- Short exercise: Reproduce the listing below verbatim.

- Data shown:
========================================================================
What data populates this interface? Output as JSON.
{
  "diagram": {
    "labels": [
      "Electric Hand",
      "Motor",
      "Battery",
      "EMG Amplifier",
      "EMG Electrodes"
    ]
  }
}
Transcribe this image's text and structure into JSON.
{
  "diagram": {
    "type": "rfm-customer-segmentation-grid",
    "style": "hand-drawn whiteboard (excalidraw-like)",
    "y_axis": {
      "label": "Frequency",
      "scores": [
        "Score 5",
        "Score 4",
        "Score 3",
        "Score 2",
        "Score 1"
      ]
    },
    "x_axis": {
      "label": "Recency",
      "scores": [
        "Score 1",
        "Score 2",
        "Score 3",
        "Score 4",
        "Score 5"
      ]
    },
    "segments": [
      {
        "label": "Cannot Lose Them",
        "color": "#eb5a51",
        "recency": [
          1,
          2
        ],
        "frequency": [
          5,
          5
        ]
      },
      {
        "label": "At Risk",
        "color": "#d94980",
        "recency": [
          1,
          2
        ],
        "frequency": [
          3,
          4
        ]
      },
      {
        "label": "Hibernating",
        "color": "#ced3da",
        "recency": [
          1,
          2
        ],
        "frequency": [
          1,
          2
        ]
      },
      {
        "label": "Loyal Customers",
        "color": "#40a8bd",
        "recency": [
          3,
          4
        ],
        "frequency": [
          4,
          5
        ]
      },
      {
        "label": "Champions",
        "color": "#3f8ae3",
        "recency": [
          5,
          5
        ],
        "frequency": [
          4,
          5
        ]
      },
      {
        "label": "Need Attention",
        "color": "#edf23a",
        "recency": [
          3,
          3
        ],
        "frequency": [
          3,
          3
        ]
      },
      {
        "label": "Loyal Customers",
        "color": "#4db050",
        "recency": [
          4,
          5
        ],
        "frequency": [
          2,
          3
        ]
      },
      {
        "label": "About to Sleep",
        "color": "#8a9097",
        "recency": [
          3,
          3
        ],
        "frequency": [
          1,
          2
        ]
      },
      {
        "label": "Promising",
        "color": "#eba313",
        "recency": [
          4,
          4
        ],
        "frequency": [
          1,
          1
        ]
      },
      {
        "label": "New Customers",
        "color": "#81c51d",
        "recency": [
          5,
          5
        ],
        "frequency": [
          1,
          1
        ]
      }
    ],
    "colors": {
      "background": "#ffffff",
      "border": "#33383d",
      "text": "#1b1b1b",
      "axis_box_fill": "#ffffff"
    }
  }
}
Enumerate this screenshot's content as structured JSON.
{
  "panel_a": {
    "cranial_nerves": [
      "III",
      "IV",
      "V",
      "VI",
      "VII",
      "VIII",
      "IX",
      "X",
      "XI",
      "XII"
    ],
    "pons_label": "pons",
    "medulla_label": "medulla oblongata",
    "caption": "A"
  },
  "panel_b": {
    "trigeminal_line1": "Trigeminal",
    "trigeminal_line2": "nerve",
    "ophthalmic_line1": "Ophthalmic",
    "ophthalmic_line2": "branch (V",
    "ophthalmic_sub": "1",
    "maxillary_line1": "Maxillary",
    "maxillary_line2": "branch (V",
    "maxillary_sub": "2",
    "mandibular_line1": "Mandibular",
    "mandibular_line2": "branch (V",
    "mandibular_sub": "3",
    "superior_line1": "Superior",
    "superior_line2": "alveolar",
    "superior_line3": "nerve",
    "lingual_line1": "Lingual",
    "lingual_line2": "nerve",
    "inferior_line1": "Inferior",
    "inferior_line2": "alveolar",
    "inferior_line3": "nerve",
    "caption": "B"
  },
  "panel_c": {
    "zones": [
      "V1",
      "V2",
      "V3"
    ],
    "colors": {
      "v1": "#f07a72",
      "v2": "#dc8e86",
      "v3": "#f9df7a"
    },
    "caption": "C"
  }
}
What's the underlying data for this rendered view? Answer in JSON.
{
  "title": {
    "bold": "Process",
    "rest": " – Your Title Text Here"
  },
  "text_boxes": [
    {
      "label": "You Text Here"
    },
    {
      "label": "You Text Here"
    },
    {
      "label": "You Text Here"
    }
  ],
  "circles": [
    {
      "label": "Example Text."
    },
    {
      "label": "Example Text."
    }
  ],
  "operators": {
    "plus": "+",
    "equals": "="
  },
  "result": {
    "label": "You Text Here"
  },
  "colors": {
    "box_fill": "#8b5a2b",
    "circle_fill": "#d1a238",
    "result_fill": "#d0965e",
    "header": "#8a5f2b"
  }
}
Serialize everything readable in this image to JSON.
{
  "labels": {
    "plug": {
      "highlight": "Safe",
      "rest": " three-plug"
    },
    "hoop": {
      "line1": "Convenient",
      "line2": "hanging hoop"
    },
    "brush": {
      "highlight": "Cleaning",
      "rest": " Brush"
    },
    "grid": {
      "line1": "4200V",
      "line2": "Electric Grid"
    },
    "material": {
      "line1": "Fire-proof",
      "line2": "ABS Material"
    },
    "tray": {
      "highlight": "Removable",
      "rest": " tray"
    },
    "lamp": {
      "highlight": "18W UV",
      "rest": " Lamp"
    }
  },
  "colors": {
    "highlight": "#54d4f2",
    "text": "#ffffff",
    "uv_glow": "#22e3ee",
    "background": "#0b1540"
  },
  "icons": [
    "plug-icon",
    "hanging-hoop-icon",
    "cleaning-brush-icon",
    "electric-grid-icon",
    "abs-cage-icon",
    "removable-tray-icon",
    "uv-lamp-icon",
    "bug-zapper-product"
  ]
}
========================================================================
- Solution to the exercise:
What data populates this interface? Output as JSON.
{
  "diagram": {
    "labels": [
      "Electric Hand",
      "Motor",
      "Battery",
      "EMG Amplifier",
      "EMG Electrodes"
    ]
  }
}
Transcribe this image's text and structure into JSON.
{
  "diagram": {
    "type": "rfm-customer-segmentation-grid",
    "style": "hand-drawn whiteboard (excalidraw-like)",
    "y_axis": {
      "label": "Frequency",
      "scores": [
        "Score 5",
        "Score 4",
        "Score 3",
        "Score 2",
        "Score 1"
      ]
    },
    "x_axis": {
      "label": "Recency",
      "scores": [
        "Score 1",
        "Score 2",
        "Score 3",
        "Score 4",
        "Score 5"
      ]
    },
    "segments": [
      {
        "label": "Cannot Lose Them",
        "color": "#eb5a51",
        "recency": [
          1,
          2
        ],
        "frequency": [
          5,
          5
        ]
      },
      {
        "label": "At Risk",
        "color": "#d94980",
        "recency": [
          1,
          2
        ],
        "frequency": [
          3,
          4
        ]
      },
      {
        "label": "Hibernating",
        "color": "#ced3da",
        "recency": [
          1,
          2
        ],
        "frequency": [
          1,
          2
        ]
      },
      {
        "label": "Loyal Customers",
        "color": "#40a8bd",
        "recency": [
          3,
          4
        ],
        "frequency": [
          4,
          5
        ]
      },
      {
        "label": "Champions",
        "color": "#3f8ae3",
        "recency": [
          5,
          5
        ],
        "frequency": [
          4,
          5
        ]
      },
      {
        "label": "Need Attention",
        "color": "#edf23a",
        "recency": [
          3,
          3
        ],
        "frequency": [
          3,
          3
        ]
      },
      {
        "label": "Loyal Customers",
        "color": "#4db050",
        "recency": [
          4,
          5
        ],
        "frequency": [
          2,
          3
        ]
      },
      {
        "label": "About to Sleep",
        "color": "#8a9097",
        "recency": [
          3,
          3
        ],
        "frequency": [
          1,
          2
        ]
      },
      {
        "label": "Promising",
        "color": "#eba313",
        "recency": [
          4,
          4
        ],
        "frequency": [
          1,
          1
        ]
      },
      {
        "label": "New Customers",
        "color": "#81c51d",
        "recency": [
          5,
          5
        ],
        "frequency": [
          1,
          1
        ]
      }
    ],
    "colors": {
      "background": "#ffffff",
      "border": "#33383d",
      "text": "#1b1b1b",
      "axis_box_fill": "#ffffff"
    }
  }
}
Enumerate this screenshot's content as structured JSON.
{
  "panel_a": {
    "cranial_nerves": [
      "III",
      "IV",
      "V",
      "VI",
      "VII",
      "VIII",
      "IX",
      "X",
      "XI",
      "XII"
    ],
    "pons_label": "pons",
    "medulla_label": "medulla oblongata",
    "caption": "A"
  },
  "panel_b": {
    "trigeminal_line1": "Trigeminal",
    "trigeminal_line2": "nerve",
    "ophthalmic_line1": "Ophthalmic",
    "ophthalmic_line2": "branch (V",
    "ophthalmic_sub": "1",
    "maxillary_line1": "Maxillary",
    "maxillary_line2": "branch (V",
    "maxillary_sub": "2",
    "mandibular_line1": "Mandibular",
    "mandibular_line2": "branch (V",
    "mandibular_sub": "3",
    "superior_line1": "Superior",
    "superior_line2": "alveolar",
    "superior_line3": "nerve",
    "lingual_line1": "Lingual",
    "lingual_line2": "nerve",
    "inferior_line1": "Inferior",
    "inferior_line2": "alveolar",
    "inferior_line3": "nerve",
    "caption": "B"
  },
  "panel_c": {
    "zones": [
      "V1",
      "V2",
      "V3"
    ],
    "colors": {
      "v1": "#f07a72",
      "v2": "#dc8e86",
      "v3": "#f9df7a"
    },
    "caption": "C"
  }
}
What's the underlying data for this rendered view? Answer in JSON.
{
  "title": {
    "bold": "Process",
    "rest": " – Your Title Text Here"
  },
  "text_boxes": [
    {
      "label": "You Text Here"
    },
    {
      "label": "You Text Here"
    },
    {
      "label": "You Text Here"
    }
  ],
  "circles": [
    {
      "label": "Example Text."
    },
    {
      "label": "Example Text."
    }
  ],
  "operators": {
    "plus": "+",
    "equals": "="
  },
  "result": {
    "label": "You Text Here"
  },
  "colors": {
    "box_fill": "#8b5a2b",
    "circle_fill": "#d1a238",
    "result_fill": "#d0965e",
    "header": "#8a5f2b"
  }
}
Serialize everything readable in this image to JSON.
{
  "labels": {
    "plug": {
      "highlight": "Safe",
      "rest": " three-plug"
    },
    "hoop": {
      "line1": "Convenient",
      "line2": "hanging hoop"
    },
    "brush": {
      "highlight": "Cleaning",
      "rest": " Brush"
    },
    "grid": {
      "line1": "4200V",
      "line2": "Electric Grid"
    },
    "material": {
      "line1": "Fire-proof",
      "line2": "ABS Material"
    },
    "tray": {
      "highlight": "Removable",
      "rest": " tray"
    },
    "lamp": {
      "highlight": "18W UV",
      "rest": " Lamp"
    }
  },
  "colors": {
    "highlight": "#54d4f2",
    "text": "#ffffff",
    "uv_glow": "#22e3ee",
    "background": "#0b1540"
  },
  "icons": [
    "plug-icon",
    "hanging-hoop-icon",
    "cleaning-brush-icon",
    "electric-grid-icon",
    "abs-cage-icon",
    "removable-tray-icon",
    "uv-lamp-icon",
    "bug-zapper-product"
  ]
}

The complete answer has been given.